**Problem:**
Your task is to count the lines of the entries below that include the word "Vivienda" and to give only the resulting number.

________

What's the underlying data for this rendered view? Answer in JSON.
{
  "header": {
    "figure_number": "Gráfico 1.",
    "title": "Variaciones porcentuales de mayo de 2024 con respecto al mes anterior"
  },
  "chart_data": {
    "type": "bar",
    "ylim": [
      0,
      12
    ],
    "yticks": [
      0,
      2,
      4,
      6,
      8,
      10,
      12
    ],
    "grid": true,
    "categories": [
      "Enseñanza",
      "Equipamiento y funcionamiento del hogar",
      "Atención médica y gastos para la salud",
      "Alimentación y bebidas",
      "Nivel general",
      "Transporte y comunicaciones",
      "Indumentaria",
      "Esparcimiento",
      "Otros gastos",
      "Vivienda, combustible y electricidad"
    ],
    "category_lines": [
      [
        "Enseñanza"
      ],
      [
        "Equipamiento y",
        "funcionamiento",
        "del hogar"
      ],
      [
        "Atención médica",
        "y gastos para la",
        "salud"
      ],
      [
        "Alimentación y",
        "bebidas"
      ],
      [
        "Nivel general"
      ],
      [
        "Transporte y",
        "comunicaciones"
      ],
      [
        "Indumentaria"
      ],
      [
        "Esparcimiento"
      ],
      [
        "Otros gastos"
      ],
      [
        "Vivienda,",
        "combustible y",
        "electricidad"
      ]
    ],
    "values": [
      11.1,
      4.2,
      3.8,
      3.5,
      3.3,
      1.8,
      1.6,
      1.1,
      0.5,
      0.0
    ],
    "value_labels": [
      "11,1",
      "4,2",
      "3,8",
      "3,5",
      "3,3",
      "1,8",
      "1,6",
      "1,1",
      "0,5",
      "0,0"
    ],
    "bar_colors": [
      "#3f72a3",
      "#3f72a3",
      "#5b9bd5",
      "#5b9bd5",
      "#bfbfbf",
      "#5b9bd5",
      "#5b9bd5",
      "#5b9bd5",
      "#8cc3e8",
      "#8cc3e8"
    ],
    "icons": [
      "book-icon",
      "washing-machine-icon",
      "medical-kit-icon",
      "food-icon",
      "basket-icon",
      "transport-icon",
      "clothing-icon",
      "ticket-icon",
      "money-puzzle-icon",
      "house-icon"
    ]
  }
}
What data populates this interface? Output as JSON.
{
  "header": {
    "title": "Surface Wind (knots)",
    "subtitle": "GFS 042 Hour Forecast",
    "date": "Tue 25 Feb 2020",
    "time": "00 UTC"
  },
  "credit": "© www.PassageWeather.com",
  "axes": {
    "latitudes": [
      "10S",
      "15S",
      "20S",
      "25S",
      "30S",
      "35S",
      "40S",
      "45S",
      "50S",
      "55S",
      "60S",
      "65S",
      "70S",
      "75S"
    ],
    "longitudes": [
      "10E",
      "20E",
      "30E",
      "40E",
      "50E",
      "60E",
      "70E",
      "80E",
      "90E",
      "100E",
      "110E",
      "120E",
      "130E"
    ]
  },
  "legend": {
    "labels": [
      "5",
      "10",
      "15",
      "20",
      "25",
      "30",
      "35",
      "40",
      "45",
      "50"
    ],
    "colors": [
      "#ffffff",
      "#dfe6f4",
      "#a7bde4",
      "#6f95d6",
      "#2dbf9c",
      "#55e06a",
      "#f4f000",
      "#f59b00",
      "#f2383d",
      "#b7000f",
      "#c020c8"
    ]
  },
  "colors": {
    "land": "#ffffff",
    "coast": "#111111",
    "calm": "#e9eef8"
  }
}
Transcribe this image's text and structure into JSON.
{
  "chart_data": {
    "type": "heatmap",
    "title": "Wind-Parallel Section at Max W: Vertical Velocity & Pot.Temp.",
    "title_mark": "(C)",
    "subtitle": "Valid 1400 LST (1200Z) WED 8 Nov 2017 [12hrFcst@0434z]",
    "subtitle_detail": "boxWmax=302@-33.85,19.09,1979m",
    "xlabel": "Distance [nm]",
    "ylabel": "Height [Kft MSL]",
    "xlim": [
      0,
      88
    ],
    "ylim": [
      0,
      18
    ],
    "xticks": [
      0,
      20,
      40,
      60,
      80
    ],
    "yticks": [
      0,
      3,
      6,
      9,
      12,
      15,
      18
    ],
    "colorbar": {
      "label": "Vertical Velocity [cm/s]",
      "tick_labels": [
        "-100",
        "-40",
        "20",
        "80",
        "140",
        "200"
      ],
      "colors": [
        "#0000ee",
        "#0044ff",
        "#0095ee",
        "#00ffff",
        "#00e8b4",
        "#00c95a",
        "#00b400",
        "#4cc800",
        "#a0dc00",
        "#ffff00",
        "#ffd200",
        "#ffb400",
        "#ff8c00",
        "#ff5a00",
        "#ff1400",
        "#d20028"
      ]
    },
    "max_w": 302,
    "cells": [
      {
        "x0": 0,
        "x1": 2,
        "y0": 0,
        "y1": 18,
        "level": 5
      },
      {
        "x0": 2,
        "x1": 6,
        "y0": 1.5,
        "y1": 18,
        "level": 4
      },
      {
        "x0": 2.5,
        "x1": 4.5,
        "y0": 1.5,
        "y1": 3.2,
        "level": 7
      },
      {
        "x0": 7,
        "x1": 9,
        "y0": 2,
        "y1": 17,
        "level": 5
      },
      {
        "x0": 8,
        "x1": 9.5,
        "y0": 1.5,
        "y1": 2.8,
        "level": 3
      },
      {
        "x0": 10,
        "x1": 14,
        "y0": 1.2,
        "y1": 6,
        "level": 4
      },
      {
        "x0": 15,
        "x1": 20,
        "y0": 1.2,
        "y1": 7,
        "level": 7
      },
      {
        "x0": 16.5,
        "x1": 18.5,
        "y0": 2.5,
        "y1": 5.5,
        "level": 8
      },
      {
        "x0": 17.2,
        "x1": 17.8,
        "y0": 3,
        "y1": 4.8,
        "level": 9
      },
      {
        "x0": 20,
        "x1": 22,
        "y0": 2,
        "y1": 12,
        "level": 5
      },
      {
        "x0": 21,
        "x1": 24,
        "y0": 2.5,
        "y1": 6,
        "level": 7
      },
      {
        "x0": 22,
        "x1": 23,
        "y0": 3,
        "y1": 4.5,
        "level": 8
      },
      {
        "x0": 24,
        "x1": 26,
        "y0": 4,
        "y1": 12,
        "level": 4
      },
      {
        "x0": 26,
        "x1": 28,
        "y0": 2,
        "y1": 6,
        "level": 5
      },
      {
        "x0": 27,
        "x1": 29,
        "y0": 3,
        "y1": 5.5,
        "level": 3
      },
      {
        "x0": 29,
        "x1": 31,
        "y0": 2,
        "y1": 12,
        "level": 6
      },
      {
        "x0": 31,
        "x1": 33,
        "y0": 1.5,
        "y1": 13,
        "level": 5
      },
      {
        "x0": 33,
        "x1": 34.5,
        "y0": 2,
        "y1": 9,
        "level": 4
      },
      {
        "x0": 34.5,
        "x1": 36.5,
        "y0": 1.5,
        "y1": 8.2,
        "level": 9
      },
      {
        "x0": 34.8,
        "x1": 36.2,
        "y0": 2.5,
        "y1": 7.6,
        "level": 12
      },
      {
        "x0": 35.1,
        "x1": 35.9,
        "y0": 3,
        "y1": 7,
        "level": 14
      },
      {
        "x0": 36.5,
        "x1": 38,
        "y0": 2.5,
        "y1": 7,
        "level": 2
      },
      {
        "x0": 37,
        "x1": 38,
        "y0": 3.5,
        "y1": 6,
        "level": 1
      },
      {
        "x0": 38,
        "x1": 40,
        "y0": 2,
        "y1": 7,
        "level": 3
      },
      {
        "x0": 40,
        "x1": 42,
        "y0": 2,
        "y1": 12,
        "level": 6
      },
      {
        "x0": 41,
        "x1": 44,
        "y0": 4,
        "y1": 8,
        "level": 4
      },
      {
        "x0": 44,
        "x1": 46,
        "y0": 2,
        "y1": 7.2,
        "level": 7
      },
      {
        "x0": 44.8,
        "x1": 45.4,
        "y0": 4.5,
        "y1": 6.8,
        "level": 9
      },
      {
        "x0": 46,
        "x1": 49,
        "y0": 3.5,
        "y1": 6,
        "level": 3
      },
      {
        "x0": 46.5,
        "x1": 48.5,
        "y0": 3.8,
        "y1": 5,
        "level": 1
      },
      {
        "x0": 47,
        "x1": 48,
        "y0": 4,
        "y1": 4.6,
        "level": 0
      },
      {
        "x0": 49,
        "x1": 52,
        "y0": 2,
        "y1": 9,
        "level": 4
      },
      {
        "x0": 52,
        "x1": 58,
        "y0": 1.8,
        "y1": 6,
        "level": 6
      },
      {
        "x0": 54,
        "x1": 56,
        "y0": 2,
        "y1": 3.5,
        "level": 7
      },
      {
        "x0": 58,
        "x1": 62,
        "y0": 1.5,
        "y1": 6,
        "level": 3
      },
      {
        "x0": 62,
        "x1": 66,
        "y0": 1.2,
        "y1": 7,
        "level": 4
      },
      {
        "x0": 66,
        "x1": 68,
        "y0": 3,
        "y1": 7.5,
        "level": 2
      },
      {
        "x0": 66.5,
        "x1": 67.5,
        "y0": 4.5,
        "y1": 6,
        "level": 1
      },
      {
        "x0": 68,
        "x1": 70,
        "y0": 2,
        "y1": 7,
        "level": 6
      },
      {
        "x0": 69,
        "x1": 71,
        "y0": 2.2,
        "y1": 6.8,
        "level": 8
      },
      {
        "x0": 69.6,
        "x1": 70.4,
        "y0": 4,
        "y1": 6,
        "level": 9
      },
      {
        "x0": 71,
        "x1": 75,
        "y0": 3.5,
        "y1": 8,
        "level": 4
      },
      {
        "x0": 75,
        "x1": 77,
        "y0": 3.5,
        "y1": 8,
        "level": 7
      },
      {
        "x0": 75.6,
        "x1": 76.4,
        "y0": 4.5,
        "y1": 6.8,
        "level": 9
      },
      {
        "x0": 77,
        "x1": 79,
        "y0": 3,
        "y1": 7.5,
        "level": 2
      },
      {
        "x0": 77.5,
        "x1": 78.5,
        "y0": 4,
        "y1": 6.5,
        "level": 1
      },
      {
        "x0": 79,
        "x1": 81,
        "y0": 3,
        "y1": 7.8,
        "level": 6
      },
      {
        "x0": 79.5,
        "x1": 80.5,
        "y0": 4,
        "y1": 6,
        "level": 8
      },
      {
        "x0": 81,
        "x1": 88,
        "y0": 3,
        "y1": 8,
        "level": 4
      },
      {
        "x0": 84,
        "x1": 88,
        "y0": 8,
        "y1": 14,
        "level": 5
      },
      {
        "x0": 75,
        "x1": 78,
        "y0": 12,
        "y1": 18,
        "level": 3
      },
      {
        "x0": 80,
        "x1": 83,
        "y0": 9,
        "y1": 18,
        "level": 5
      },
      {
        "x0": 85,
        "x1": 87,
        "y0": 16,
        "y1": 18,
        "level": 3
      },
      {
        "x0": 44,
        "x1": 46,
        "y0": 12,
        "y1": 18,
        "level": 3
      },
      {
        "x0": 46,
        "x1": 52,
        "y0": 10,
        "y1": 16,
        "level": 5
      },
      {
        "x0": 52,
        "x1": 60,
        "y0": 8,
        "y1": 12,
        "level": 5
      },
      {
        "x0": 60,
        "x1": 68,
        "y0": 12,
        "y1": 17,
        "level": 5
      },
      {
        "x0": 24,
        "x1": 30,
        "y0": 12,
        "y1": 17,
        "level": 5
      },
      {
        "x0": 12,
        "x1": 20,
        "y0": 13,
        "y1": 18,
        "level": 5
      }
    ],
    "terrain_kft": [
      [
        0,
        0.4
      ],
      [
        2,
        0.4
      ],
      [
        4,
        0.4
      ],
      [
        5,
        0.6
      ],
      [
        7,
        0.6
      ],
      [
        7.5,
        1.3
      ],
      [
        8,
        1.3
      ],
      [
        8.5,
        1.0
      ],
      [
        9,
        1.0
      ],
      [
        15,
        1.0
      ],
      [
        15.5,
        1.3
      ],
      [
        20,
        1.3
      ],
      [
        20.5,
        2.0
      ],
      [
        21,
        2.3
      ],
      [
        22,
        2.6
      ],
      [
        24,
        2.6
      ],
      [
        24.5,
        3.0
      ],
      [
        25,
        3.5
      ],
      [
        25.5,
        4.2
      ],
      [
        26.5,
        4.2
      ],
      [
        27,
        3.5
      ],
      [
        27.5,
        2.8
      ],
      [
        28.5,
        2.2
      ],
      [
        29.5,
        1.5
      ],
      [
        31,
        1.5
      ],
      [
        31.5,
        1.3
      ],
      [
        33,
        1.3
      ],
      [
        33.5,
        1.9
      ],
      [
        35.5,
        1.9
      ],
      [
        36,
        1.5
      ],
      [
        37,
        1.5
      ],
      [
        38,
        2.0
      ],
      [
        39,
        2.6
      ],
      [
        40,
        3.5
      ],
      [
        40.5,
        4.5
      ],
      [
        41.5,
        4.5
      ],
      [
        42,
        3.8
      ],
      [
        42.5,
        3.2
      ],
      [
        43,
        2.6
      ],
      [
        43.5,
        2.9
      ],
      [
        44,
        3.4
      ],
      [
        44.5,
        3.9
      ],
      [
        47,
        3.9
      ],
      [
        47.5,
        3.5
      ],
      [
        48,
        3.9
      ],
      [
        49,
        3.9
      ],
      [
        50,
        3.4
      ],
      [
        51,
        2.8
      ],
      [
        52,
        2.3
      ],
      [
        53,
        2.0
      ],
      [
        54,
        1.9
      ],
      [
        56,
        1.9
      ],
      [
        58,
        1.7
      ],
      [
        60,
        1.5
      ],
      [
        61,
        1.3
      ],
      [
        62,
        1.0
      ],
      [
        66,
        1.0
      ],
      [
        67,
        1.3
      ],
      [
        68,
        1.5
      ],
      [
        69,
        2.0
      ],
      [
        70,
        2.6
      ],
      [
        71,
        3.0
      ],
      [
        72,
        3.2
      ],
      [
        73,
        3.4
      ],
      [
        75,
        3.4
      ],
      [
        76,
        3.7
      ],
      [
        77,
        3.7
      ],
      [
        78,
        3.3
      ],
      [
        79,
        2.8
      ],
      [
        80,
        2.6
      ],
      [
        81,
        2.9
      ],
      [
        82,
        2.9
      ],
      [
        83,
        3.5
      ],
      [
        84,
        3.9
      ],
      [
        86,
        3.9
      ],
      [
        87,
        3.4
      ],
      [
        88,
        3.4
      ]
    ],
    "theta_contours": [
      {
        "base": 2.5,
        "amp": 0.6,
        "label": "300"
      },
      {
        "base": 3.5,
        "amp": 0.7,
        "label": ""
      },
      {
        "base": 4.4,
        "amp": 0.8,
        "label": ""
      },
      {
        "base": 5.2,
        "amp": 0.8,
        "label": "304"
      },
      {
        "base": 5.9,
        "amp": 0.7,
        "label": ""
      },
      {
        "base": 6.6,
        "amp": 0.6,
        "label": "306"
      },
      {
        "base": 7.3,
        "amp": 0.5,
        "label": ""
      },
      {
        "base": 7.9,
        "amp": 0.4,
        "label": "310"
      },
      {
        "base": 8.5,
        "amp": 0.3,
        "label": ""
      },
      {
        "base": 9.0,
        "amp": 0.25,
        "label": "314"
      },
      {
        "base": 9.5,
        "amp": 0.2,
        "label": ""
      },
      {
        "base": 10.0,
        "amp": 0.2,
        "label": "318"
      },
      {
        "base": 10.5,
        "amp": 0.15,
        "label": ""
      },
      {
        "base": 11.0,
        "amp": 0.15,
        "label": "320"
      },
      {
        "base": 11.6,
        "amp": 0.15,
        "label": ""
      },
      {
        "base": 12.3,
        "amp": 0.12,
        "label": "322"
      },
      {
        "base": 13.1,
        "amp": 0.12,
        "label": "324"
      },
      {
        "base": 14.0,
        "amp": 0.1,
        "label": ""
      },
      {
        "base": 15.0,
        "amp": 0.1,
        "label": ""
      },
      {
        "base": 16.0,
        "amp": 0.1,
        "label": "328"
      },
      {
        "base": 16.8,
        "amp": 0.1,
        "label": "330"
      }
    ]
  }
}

________

**Solution for this exercise:**
2